*Records provided:*
— start —
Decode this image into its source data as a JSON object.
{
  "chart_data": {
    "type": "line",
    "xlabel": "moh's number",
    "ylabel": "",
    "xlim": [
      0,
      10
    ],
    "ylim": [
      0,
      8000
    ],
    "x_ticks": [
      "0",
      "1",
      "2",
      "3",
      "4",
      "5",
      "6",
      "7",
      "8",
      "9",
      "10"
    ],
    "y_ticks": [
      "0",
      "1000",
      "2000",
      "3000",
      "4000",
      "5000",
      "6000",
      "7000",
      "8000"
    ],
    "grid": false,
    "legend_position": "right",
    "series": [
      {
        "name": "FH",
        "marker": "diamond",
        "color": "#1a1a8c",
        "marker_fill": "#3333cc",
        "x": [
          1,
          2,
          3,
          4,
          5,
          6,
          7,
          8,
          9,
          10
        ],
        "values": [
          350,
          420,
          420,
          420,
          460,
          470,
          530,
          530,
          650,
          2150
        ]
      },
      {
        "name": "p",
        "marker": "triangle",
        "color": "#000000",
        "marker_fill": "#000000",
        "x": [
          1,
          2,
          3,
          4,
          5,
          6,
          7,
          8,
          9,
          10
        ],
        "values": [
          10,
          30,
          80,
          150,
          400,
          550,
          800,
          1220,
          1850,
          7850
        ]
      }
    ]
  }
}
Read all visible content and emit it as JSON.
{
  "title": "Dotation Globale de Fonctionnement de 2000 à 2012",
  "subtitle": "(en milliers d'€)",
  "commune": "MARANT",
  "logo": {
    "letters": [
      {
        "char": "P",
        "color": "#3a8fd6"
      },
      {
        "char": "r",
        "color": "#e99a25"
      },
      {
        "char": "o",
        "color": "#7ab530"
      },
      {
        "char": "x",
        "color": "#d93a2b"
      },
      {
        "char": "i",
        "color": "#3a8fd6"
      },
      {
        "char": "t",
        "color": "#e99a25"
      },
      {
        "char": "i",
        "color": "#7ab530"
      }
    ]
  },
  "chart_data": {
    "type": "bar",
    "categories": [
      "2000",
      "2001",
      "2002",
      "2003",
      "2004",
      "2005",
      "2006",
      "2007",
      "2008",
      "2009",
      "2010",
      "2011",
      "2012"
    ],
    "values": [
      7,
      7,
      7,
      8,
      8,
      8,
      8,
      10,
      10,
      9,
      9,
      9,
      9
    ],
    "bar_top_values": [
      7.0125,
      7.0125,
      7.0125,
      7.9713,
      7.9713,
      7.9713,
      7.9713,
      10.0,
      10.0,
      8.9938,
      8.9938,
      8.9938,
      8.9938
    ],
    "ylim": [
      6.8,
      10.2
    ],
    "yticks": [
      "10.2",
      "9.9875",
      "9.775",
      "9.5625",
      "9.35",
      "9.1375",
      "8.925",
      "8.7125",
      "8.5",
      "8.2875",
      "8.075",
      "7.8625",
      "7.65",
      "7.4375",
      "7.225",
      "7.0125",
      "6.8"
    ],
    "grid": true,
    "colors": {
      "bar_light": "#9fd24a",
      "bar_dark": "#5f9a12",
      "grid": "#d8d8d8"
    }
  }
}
— end —
*Exercise objective:*
Gather each line in the data that holds the string "JSON".

*Solution below:*
Decode this image into its source data as a JSON object.
Read all visible content and emit it as JSON.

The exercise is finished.